- [The request]: Render the data from the line containing "title-line-1: The Von" through the line containing "268, 639, 293]", both included, as a Markdown table with the columns Row and Line. Number each line in the Row column and leave out blank lines.

- [Element boundary records]:
--- Begin ---

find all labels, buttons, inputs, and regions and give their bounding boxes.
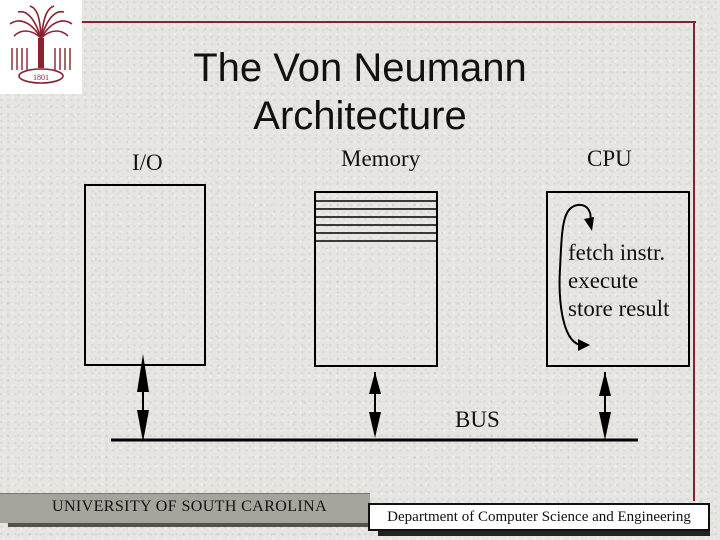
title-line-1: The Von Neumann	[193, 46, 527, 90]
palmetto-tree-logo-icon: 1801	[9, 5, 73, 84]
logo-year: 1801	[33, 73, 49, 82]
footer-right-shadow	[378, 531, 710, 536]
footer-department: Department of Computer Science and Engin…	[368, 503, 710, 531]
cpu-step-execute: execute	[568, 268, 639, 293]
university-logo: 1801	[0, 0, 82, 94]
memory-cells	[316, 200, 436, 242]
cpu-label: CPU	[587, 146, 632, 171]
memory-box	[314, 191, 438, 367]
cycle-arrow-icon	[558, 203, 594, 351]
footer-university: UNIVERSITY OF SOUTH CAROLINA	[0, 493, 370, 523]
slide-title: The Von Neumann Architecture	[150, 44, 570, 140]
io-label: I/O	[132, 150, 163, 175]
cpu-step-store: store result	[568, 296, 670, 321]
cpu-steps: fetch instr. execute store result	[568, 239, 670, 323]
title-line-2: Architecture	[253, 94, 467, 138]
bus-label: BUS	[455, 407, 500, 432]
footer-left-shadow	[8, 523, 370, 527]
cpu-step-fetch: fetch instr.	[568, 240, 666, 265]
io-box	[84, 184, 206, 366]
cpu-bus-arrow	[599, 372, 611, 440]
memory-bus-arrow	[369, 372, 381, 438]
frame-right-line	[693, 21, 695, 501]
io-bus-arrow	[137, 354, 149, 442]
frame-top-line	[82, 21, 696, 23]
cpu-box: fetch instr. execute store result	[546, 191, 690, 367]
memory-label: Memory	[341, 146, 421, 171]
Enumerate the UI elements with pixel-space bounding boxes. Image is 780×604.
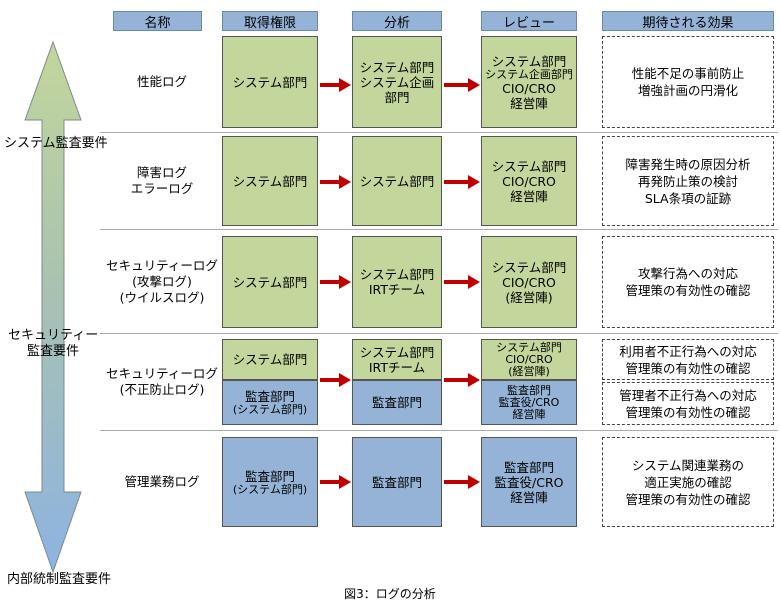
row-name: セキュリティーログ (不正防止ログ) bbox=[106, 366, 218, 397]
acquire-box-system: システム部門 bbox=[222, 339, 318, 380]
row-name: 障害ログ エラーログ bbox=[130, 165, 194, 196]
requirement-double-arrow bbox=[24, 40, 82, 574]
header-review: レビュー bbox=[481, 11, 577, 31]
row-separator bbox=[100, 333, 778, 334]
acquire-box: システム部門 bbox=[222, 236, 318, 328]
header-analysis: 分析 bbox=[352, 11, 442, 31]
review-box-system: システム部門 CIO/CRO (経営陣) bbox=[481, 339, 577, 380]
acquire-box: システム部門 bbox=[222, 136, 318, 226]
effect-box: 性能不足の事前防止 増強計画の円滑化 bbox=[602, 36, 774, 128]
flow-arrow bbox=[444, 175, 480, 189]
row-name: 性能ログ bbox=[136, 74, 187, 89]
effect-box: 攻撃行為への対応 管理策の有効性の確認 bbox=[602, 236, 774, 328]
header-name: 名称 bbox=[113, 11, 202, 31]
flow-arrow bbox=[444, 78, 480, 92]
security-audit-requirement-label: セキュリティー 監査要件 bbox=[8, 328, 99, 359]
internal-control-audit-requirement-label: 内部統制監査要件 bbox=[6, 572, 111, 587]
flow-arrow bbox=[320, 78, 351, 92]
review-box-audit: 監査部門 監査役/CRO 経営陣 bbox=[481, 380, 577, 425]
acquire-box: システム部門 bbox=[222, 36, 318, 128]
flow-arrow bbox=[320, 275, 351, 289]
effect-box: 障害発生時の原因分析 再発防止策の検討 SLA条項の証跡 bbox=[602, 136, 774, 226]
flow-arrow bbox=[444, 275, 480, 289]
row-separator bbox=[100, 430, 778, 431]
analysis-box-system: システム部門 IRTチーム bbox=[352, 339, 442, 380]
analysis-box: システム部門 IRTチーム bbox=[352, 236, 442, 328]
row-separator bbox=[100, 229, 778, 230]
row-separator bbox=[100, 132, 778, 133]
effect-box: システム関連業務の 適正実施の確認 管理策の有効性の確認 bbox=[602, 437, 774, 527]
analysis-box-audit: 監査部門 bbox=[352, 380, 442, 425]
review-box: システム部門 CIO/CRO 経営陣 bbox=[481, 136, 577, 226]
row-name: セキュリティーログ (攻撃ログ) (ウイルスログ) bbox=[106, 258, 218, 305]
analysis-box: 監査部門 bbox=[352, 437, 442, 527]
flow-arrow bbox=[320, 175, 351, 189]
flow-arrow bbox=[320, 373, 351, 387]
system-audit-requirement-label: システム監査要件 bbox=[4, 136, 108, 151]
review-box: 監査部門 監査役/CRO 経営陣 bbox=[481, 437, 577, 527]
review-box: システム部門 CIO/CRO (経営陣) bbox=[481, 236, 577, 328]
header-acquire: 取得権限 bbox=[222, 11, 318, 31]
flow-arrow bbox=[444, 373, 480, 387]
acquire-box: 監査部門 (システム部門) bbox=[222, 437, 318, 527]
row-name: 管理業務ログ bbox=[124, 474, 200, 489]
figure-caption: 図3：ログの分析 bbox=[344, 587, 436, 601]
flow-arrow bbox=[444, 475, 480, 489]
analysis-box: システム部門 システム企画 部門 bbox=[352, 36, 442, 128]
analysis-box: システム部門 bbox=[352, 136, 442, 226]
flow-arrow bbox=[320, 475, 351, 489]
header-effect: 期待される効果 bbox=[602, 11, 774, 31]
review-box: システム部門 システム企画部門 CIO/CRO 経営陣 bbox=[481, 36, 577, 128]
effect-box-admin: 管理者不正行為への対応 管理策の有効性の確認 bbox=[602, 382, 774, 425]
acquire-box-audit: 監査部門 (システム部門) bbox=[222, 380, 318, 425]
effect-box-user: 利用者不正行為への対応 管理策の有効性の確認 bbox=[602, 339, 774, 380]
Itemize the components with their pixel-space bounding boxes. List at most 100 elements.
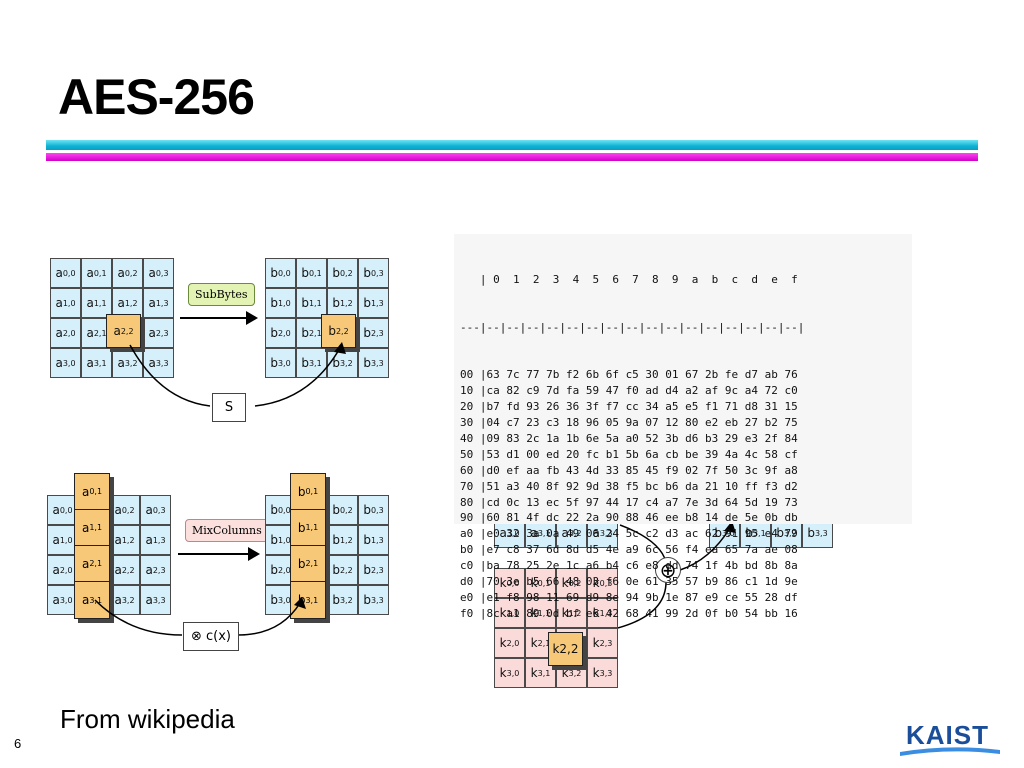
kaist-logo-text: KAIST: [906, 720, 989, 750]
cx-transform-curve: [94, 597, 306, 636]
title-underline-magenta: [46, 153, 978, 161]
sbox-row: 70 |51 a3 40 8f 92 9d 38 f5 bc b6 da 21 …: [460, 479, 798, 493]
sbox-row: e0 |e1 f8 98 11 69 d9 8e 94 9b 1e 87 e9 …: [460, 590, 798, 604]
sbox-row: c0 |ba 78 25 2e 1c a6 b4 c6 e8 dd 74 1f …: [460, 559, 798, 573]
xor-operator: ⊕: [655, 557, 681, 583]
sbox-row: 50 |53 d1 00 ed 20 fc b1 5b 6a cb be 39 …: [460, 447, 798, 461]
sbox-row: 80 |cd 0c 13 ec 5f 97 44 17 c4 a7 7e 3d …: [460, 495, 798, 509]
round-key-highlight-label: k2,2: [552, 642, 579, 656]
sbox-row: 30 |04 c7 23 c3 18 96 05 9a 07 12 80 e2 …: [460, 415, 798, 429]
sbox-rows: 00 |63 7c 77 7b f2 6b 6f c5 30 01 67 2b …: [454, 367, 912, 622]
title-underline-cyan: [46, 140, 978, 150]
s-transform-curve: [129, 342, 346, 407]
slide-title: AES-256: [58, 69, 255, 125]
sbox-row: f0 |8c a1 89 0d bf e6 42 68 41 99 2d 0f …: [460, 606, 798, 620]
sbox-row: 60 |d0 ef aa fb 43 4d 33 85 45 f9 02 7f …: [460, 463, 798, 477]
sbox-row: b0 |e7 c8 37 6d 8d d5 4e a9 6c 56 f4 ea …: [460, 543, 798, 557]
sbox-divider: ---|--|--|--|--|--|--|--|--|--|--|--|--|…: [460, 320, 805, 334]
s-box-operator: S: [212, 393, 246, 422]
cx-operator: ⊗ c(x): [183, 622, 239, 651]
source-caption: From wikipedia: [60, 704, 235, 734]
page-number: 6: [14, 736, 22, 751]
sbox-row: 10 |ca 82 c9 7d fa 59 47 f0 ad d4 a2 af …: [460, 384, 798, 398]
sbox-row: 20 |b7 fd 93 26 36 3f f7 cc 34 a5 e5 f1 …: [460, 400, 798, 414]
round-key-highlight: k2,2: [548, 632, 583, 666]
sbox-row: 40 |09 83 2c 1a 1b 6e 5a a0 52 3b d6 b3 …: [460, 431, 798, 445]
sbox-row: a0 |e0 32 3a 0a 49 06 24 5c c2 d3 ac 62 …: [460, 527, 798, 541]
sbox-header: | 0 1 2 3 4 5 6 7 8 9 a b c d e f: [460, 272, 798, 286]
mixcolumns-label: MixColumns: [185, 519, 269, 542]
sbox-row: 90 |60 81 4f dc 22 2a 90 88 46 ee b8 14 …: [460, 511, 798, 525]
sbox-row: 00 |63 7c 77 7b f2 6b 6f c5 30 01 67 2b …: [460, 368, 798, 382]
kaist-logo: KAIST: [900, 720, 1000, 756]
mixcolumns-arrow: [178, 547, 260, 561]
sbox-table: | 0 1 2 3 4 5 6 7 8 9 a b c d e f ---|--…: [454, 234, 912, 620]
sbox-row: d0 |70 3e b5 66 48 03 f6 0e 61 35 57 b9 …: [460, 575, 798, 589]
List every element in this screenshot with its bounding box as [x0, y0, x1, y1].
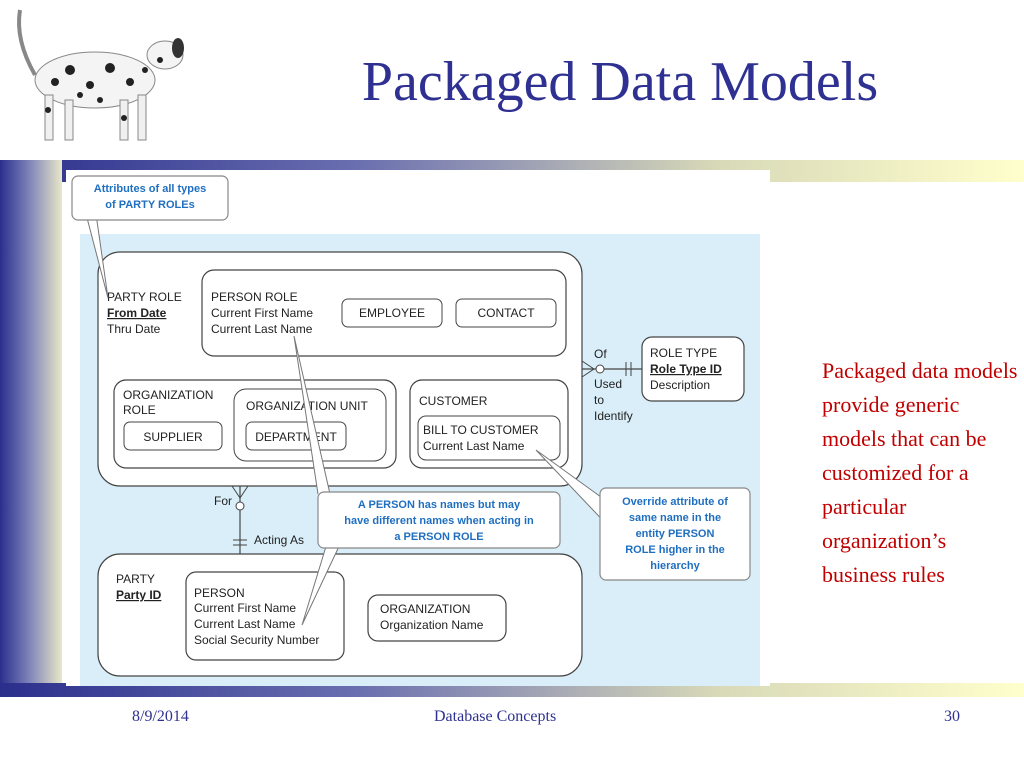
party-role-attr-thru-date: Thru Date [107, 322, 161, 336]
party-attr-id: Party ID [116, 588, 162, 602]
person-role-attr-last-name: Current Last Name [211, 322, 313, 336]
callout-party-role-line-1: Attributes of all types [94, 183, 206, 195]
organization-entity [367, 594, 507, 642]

--- End ---

- [Full output]:
| Row | Line |
|---|---|
| 1 | title-line-1: The Von Neumann	[193, 46, 527, 90] |
| 2 | palmetto-tree-logo-icon: 1801	[9, 5, 73, 84] |
| 3 | logo-year: 1801	[33, 73, 49, 82] |
| 4 | footer-right-shadow	[378, 531, 710, 536] |
| 5 | footer-department: Department of Computer Science and Engin…	[368, 503, 710, 531] |
| 6 | cpu-step-execute: execute	[568, 268, 639, 293] |